■ **The task**: Copy out every line of the records where the string "уравнением" occurs.

# # # # #

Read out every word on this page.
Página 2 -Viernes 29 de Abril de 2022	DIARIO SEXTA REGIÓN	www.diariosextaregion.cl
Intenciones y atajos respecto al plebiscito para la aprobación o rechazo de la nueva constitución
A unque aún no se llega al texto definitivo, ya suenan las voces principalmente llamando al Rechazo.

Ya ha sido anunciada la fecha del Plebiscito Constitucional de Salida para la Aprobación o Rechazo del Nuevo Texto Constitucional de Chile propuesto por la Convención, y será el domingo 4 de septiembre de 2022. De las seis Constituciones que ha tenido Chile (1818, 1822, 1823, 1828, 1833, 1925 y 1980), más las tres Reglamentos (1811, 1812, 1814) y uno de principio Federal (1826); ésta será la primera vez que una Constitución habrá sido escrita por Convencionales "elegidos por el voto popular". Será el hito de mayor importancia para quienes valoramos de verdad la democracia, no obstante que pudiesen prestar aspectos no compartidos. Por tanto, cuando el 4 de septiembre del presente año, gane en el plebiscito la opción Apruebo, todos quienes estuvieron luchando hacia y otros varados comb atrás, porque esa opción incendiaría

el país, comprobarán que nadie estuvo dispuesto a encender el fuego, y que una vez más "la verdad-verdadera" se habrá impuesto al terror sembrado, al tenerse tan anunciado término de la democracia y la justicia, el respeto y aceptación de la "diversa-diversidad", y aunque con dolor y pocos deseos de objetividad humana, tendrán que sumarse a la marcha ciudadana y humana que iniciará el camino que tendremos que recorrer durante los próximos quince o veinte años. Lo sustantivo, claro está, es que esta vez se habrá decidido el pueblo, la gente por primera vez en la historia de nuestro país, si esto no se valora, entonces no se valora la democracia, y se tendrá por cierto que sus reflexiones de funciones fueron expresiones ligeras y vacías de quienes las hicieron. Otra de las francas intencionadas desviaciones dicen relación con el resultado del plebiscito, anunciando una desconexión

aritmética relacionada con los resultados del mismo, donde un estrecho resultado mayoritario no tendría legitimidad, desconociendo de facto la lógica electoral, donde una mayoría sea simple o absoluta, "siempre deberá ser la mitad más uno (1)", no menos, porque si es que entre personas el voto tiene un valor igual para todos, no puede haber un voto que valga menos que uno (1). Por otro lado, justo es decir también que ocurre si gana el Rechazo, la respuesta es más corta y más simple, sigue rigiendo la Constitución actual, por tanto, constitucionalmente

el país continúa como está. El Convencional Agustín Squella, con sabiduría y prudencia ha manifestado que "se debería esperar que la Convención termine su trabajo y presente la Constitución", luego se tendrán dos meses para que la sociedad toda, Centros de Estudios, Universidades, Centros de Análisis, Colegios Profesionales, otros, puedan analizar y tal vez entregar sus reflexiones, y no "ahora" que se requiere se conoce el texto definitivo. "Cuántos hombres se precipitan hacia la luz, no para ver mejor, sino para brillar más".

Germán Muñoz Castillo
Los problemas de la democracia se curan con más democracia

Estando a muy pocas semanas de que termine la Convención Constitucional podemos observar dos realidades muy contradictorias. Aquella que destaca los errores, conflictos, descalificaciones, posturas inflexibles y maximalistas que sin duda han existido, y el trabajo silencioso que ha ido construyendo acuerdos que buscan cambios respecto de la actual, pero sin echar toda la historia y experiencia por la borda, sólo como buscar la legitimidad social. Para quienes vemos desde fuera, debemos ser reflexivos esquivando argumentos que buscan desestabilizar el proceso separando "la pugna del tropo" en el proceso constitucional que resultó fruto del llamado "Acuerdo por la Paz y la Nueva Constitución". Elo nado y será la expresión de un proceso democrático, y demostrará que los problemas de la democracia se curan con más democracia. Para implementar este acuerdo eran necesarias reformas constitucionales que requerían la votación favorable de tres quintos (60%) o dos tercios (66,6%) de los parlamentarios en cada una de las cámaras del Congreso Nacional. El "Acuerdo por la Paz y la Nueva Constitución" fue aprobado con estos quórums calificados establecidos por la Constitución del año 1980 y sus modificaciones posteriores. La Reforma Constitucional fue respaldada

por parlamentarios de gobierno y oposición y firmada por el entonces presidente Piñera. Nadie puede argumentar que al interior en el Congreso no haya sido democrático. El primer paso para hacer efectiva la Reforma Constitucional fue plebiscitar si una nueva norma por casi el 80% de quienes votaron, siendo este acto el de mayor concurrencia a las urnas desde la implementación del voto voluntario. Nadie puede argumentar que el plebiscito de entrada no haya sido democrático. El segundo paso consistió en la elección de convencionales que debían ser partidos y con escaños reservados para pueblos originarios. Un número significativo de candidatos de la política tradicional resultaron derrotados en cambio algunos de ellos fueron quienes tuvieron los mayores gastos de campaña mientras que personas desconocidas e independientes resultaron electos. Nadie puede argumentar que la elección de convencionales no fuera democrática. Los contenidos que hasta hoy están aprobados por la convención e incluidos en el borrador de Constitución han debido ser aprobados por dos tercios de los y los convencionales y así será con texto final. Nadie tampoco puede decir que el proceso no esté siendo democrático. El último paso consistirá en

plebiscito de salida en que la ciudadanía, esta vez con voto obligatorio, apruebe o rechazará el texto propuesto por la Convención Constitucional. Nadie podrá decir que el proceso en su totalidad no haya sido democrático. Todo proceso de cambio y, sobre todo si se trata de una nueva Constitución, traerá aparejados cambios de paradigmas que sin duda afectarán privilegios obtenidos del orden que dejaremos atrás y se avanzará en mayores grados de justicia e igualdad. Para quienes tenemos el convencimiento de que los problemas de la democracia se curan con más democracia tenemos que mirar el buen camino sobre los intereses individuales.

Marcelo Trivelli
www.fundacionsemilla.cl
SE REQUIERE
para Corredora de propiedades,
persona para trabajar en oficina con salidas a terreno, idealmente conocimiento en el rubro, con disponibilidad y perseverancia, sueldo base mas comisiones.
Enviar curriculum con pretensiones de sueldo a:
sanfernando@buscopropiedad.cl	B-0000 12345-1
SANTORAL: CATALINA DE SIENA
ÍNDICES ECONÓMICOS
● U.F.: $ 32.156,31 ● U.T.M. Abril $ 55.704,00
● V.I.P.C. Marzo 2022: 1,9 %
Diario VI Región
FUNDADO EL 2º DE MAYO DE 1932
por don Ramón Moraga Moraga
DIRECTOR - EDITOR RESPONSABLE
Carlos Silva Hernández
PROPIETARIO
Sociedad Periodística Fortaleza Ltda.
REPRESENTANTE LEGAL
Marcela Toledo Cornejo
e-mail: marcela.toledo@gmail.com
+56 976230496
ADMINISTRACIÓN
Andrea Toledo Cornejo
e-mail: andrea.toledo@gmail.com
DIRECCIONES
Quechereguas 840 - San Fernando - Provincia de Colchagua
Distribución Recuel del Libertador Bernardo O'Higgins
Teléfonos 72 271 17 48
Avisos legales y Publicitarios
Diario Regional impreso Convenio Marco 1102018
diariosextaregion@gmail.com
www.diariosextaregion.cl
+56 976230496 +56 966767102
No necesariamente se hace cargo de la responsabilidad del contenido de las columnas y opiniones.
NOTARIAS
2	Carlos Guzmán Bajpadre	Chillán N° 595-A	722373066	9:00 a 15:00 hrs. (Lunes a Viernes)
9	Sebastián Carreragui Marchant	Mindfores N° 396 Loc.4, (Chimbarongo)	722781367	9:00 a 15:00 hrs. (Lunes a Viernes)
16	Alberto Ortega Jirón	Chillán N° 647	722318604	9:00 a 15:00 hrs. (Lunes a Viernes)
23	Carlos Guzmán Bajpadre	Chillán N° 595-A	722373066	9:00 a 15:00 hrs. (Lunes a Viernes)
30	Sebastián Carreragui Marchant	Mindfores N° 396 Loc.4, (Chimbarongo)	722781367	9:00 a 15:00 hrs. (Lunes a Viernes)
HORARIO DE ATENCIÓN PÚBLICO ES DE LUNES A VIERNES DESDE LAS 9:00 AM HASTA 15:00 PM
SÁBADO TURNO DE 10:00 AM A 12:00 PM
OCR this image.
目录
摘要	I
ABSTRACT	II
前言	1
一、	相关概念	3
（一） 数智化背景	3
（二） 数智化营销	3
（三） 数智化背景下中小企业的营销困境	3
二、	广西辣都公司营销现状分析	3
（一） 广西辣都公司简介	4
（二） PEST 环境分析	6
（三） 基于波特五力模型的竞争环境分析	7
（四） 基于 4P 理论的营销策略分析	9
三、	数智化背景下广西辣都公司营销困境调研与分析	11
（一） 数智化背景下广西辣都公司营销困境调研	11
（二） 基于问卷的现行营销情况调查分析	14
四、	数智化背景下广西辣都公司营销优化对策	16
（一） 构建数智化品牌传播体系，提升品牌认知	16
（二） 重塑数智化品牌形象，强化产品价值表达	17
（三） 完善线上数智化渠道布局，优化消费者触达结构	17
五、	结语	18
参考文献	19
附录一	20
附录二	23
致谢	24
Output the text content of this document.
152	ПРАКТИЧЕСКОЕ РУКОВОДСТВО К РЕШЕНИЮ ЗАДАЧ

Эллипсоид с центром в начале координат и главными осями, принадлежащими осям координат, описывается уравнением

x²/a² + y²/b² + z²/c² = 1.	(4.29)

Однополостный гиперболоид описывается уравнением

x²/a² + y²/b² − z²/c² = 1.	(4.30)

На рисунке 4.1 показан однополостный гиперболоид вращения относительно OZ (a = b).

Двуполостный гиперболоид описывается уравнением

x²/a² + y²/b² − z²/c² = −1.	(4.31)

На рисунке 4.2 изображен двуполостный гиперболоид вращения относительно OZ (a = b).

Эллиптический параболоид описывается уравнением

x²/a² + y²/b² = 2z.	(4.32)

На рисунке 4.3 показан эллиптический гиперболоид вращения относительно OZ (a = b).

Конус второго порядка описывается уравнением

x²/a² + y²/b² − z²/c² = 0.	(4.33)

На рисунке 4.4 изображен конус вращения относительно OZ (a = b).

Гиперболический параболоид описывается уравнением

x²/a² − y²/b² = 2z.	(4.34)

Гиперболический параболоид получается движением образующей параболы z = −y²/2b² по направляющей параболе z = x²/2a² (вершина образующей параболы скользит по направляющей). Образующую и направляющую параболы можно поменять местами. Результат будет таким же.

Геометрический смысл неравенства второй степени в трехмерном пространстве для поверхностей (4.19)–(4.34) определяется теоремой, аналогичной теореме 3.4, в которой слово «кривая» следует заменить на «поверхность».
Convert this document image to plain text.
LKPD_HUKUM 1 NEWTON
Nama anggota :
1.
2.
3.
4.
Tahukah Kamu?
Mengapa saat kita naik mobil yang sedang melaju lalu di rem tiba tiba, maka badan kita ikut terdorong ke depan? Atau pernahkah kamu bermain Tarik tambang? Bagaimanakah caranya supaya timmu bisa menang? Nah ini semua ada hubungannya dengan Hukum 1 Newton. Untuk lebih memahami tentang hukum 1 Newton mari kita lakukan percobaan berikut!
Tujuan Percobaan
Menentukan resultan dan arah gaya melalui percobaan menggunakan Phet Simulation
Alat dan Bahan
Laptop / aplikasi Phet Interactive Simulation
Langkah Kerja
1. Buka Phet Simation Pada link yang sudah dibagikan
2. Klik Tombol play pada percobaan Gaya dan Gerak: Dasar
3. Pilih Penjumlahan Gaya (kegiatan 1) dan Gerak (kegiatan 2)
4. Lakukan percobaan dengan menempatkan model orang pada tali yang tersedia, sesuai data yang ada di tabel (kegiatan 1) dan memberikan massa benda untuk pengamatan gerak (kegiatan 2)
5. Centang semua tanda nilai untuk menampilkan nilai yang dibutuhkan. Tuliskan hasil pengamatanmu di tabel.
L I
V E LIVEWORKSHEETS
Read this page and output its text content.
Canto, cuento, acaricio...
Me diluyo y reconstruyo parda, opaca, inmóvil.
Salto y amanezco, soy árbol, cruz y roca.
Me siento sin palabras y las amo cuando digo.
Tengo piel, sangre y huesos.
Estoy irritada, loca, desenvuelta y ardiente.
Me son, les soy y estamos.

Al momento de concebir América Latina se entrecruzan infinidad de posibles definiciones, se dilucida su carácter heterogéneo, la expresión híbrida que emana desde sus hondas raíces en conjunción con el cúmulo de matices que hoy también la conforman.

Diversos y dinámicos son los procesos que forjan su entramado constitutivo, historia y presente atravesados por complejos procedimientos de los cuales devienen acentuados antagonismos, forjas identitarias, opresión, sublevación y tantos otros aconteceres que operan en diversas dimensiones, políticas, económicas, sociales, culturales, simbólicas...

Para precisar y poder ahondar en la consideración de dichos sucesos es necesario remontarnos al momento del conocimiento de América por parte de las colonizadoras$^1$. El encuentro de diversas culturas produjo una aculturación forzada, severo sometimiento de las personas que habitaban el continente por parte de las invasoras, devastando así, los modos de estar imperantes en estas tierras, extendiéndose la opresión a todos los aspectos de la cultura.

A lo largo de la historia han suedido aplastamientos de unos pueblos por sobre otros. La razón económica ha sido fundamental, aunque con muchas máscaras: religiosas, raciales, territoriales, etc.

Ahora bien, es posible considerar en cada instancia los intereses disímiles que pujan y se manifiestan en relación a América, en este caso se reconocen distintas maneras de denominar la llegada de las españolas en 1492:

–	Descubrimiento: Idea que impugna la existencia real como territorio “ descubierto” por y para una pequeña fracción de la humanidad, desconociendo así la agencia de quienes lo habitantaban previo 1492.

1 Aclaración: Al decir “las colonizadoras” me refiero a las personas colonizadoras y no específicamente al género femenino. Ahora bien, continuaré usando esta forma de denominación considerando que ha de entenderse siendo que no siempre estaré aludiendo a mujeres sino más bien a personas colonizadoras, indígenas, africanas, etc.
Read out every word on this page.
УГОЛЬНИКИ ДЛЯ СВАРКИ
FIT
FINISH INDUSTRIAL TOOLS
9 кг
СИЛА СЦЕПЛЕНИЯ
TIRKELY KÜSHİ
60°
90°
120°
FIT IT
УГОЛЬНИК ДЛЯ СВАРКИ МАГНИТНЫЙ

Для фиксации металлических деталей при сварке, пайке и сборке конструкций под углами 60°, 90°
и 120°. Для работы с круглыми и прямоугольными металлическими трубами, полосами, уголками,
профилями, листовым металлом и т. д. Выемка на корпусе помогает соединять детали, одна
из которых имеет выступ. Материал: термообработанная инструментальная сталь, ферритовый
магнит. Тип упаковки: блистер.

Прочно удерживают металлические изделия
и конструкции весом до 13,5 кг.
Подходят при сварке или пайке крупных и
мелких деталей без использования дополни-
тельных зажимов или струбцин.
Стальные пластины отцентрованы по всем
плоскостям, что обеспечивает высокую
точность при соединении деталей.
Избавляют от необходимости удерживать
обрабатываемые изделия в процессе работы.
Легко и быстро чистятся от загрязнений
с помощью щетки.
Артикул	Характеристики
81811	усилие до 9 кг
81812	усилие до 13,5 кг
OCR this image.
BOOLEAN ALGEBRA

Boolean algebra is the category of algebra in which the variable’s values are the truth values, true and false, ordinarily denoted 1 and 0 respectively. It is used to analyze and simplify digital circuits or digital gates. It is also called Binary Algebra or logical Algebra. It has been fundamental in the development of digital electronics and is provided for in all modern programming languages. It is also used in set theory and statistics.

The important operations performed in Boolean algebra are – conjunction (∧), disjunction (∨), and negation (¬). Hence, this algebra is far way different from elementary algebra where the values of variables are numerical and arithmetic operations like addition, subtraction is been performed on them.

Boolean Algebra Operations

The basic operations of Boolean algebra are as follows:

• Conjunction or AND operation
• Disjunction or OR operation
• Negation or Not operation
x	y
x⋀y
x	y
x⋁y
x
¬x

# # # # #

■ **Completed exercise**:
Эллипсоид с центром в начале координат и главными осями, принадлежащими осям координат, описывается уравнением
Однополостный гиперболоид описывается уравнением
Двуполостный гиперболоид описывается уравнением
Эллиптический параболоид описывается уравнением
Конус второго порядка описывается уравнением
Гиперболический параболоид описывается уравнением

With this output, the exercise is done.